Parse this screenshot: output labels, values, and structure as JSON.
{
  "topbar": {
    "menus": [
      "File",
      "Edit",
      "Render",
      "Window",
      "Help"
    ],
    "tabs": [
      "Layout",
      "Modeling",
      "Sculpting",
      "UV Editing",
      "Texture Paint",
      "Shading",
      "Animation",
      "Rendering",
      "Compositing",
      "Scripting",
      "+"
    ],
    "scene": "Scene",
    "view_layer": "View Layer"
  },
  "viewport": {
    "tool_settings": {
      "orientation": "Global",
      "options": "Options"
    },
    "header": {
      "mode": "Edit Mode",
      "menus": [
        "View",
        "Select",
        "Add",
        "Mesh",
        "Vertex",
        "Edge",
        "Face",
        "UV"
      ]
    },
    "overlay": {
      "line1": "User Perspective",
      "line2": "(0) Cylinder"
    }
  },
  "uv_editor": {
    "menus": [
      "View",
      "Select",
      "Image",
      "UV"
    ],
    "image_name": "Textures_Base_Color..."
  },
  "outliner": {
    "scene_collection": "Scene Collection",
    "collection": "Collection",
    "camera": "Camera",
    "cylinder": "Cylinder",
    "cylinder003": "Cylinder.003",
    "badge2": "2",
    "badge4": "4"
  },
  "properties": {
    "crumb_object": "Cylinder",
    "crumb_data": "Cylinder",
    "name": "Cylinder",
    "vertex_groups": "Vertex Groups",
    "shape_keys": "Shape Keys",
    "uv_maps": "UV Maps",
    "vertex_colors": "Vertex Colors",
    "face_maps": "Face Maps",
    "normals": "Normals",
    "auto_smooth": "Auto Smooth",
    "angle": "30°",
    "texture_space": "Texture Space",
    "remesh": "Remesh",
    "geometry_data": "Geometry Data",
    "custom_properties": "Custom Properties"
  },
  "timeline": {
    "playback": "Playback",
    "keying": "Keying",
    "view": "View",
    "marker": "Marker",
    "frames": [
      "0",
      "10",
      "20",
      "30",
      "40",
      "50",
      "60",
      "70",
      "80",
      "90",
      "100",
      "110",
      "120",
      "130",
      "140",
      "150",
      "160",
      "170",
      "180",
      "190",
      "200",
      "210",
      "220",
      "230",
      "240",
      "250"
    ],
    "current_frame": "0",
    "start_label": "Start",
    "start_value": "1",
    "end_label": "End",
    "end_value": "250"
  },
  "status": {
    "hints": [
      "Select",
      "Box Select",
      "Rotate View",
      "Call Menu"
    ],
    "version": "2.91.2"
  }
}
• • • •
= What is being asked =
Restate each entry exactly, skipping none.

= Written response =
Parse this screenshot: output labels, values, and structure as JSON.
{
  "topbar": {
    "menus": [
      "File",
      "Edit",
      "Render",
      "Window",
      "Help"
    ],
    "tabs": [
      "Layout",
      "Modeling",
      "Sculpting",
      "UV Editing",
      "Texture Paint",
      "Shading",
      "Animation",
      "Rendering",
      "Compositing",
      "Scripting",
      "+"
    ],
    "scene": "Scene",
    "view_layer": "View Layer"
  },
  "viewport": {
    "tool_settings": {
      "orientation": "Global",
      "options": "Options"
    },
    "header": {
      "mode": "Edit Mode",
      "menus": [
        "View",
        "Select",
        "Add",
        "Mesh",
        "Vertex",
        "Edge",
        "Face",
        "UV"
      ]
    },
    "overlay": {
      "line1": "User Perspective",
      "line2": "(0) Cylinder"
    }
  },
  "uv_editor": {
    "menus": [
      "View",
      "Select",
      "Image",
      "UV"
    ],
    "image_name": "Textures_Base_Color..."
  },
  "outliner": {
    "scene_collection": "Scene Collection",
    "collection": "Collection",
    "camera": "Camera",
    "cylinder": "Cylinder",
    "cylinder003": "Cylinder.003",
    "badge2": "2",
    "badge4": "4"
  },
  "properties": {
    "crumb_object": "Cylinder",
    "crumb_data": "Cylinder",
    "name": "Cylinder",
    "vertex_groups": "Vertex Groups",
    "shape_keys": "Shape Keys",
    "uv_maps": "UV Maps",
    "vertex_colors": "Vertex Colors",
    "face_maps": "Face Maps",
    "normals": "Normals",
    "auto_smooth": "Auto Smooth",
    "angle": "30°",
    "texture_space": "Texture Space",
    "remesh": "Remesh",
    "geometry_data": "Geometry Data",
    "custom_properties": "Custom Properties"
  },
  "timeline": {
    "playback": "Playback",
    "keying": "Keying",
    "view": "View",
    "marker": "Marker",
    "frames": [
      "0",
      "10",
      "20",
      "30",
      "40",
      "50",
      "60",
      "70",
      "80",
      "90",
      "100",
      "110",
      "120",
      "130",
      "140",
      "150",
      "160",
      "170",
      "180",
      "190",
      "200",
      "210",
      "220",
      "230",
      "240",
      "250"
    ],
    "current_frame": "0",
    "start_label": "Start",
    "start_value": "1",
    "end_label": "End",
    "end_value": "250"
  },
  "status": {
    "hints": [
      "Select",
      "Box Select",
      "Rotate View",
      "Call Menu"
    ],
    "version": "2.91.2"
  }
}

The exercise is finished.